_Tarefas a cumprir_:
• A. Segundo o trecho sobre o Marco Civil da Internet, em quantas ocasiões o Marco Civil se refere a "dados pessoais"?
• B. Por favor, reescreva as linhas fornecidas, começando na primeira delas e terminando na que contém "paragraph-text: A zenei", trocando "row-share" por "row-percent" e mantendo todo o resto igual.

Autor: Centro de Tecnologia e Sociedade (CTS) Setor: Comunidade Científica e Tecnológica Estado: RIO DE JANEIRO Tópico: Definições técnicas e de termos relevantes ao Marco Civil da Internet

O Centro de Tecnologia e Sociedade (CTS) da FGV DIREITO RIO tem o prazer de apresentar comentários à consulta consulta aberta pelo Comitê Gestor da Internet, buscando contribuir para que a regulamentação do Marco Civil da Internet reflita os melhores argumentos acerca dos temas em discussão.

a) Definições relativas à privacidade: dados pessoais, tratamento de dados, controlador de dados e processador de dados.

Embora o Marco Civil se refira a "dados pessoais" em 10 ocasiões diferentes e a "tratamento de dados" em dois artigos (art. 7°, incisos VIII e IX e art. 11 caput e parágrafo 3°), esses termos não são explicitamente definidos. Espera-se que essas definições sejam abordadas em uma futura lei de proteção de dados pessoais. Entretanto, enquanto o Brasil ainda carece de uma lei específica, a ausência de um entendimento compartilhado sobre esses termos pode ser um empecilho à plena aplicação do Marco Civil.

Algumas definições presentes na legislação europeia, particularmente na Convenção do Conselho da Europa para a Proteção de Indivíduos relativamente ao Tratamento Automatizado de Dados de Carácter Pessoal (Convenção 108) podem servir de inspiração para a interpretação desses conceitos no âmbito brasileiro. A Convenção 108 é um dos principais instrumentos internacionais em vigor sobre o tema e encontra-se aberta à adesão de Estados não-europeus (o Brasil não é um dos seus signatários). As definições presentes no Anteprojeto de Lei para Proteção de Dados Pessoais, atualmente em debate público, se alinham em grande medida com esse texto legal. É preciso destacar ainda que a compatibilização entre os quadros legais europeu e brasileiro poderia ser benéfica em termos econômicos, criando segurança jurídica e maior possibilidade de negócios.

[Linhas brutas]
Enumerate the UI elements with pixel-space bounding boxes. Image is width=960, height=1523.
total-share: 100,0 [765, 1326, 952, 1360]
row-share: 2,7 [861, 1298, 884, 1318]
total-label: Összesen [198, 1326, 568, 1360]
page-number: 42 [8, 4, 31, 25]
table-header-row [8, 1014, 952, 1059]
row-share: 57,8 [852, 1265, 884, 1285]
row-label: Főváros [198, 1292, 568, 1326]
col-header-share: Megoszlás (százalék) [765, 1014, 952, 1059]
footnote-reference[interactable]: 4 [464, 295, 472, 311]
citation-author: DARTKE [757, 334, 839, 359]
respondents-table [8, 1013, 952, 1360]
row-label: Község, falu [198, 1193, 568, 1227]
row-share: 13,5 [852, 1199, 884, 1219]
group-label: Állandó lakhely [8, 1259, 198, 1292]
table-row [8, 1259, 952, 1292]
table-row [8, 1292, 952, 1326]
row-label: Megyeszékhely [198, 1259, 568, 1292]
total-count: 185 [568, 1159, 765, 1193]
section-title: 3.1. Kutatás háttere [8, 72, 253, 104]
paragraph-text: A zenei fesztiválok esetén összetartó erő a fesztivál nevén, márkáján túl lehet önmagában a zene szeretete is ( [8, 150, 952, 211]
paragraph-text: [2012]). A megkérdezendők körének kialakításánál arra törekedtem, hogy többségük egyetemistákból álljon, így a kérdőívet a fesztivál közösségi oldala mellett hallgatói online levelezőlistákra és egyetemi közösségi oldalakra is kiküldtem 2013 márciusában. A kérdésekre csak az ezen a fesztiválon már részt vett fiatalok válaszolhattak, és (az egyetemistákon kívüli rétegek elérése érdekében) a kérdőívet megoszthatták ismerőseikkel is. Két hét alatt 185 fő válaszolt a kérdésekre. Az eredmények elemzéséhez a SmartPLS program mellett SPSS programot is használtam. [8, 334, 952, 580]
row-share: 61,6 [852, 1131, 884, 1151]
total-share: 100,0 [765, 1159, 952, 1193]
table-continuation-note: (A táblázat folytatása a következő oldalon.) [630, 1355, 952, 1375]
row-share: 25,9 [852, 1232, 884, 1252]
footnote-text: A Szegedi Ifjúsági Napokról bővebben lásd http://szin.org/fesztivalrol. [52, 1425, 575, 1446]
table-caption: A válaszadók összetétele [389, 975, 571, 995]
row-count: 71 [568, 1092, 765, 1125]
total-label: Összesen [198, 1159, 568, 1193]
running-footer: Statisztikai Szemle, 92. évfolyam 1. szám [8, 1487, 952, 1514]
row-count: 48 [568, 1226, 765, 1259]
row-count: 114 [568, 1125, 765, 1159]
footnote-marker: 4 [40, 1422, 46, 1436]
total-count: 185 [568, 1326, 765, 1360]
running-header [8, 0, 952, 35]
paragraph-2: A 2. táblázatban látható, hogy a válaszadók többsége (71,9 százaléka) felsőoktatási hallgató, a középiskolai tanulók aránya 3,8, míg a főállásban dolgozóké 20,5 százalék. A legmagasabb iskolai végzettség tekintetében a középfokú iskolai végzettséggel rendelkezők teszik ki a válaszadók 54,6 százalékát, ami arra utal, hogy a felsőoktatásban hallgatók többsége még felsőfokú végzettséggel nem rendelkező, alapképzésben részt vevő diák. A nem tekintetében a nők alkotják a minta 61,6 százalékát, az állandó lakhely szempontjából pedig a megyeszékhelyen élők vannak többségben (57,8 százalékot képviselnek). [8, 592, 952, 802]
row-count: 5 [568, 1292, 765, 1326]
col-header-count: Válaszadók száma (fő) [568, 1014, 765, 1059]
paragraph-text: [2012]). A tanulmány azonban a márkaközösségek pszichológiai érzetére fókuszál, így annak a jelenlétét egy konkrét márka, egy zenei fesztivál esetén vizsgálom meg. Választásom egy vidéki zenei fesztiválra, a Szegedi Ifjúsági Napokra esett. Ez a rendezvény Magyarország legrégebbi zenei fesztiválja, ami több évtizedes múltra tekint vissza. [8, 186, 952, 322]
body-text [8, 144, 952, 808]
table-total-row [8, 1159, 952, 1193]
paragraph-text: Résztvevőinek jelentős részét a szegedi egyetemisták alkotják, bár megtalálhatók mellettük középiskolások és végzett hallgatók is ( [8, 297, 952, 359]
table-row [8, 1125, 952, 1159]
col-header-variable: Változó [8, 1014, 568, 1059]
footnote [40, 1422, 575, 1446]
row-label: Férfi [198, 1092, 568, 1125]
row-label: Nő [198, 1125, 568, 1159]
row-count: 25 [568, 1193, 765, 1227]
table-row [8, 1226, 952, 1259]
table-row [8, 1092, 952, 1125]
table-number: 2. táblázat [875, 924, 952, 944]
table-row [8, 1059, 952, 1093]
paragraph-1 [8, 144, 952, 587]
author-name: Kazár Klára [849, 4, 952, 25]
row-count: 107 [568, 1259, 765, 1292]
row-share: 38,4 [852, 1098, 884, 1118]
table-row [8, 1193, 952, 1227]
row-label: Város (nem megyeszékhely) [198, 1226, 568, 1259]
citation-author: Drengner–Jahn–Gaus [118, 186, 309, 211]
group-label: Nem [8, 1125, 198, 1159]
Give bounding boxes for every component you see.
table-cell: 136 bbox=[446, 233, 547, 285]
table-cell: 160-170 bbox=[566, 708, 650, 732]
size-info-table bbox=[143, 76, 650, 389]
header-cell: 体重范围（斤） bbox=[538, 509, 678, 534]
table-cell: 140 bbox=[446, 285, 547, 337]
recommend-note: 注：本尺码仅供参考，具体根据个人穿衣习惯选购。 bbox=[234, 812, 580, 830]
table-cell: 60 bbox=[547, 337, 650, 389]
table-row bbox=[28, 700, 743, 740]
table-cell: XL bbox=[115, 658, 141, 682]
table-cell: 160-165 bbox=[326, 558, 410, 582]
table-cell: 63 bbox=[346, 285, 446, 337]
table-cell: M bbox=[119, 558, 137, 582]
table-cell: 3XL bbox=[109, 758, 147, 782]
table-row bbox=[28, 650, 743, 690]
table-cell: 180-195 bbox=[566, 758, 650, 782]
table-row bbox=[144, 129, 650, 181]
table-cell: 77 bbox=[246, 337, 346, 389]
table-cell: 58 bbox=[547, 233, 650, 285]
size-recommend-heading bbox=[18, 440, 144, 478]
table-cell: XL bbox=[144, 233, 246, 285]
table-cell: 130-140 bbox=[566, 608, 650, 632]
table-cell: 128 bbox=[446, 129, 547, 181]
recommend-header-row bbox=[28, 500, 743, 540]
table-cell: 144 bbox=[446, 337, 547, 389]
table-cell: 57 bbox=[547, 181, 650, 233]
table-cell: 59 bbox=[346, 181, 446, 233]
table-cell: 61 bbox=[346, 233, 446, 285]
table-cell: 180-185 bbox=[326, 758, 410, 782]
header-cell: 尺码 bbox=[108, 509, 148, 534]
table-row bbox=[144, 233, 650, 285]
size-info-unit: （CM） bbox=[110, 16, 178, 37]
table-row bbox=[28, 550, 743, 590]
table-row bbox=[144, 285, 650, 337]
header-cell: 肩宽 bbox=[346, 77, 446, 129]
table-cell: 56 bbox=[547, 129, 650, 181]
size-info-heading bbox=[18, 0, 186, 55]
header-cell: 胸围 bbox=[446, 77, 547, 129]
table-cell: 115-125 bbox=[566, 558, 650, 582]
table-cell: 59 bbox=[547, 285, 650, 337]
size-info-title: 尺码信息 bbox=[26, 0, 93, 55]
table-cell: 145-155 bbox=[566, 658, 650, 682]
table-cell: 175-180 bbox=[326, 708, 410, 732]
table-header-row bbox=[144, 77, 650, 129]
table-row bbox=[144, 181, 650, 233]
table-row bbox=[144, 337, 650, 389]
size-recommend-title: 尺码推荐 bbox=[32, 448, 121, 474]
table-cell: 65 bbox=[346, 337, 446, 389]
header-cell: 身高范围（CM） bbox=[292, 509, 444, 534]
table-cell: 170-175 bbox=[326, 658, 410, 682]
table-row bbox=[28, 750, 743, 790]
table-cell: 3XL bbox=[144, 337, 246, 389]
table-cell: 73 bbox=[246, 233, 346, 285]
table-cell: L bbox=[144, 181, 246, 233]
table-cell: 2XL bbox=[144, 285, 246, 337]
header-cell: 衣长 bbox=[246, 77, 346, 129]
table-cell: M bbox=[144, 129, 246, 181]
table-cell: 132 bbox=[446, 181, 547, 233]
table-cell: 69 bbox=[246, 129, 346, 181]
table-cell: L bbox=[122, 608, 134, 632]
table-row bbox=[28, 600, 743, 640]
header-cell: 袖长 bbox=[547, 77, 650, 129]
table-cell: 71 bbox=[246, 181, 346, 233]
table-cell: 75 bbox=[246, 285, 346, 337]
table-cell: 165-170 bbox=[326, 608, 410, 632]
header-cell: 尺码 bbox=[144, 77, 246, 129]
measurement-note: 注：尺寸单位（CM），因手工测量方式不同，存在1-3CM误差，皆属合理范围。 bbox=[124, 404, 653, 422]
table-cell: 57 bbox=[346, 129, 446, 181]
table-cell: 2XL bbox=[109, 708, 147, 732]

_Respostas dadas_:
• A. Em 10 ocasiões diferentes.

• B.
Enumerate the UI elements with pixel-space bounding boxes. Image is width=960, height=1523.
total-share: 100,0 [765, 1326, 952, 1360]
row-percent: 2,7 [861, 1298, 884, 1318]
total-label: Összesen [198, 1326, 568, 1360]
page-number: 42 [8, 4, 31, 25]
table-header-row [8, 1014, 952, 1059]
row-percent: 57,8 [852, 1265, 884, 1285]
row-label: Főváros [198, 1292, 568, 1326]
col-header-share: Megoszlás (százalék) [765, 1014, 952, 1059]
footnote-reference[interactable]: 4 [464, 295, 472, 311]
citation-author: DARTKE [757, 334, 839, 359]
respondents-table [8, 1013, 952, 1360]
row-label: Község, falu [198, 1193, 568, 1227]
row-percent: 13,5 [852, 1199, 884, 1219]
group-label: Állandó lakhely [8, 1259, 198, 1292]
table-row [8, 1259, 952, 1292]
table-row [8, 1292, 952, 1326]
row-label: Megyeszékhely [198, 1259, 568, 1292]
total-count: 185 [568, 1159, 765, 1193]
section-title: 3.1. Kutatás háttere [8, 72, 253, 104]
paragraph-text: A zenei fesztiválok esetén összetartó erő a fesztivál nevén, márkáján túl lehet önmagában a zene szeretete is ( [8, 150, 952, 211]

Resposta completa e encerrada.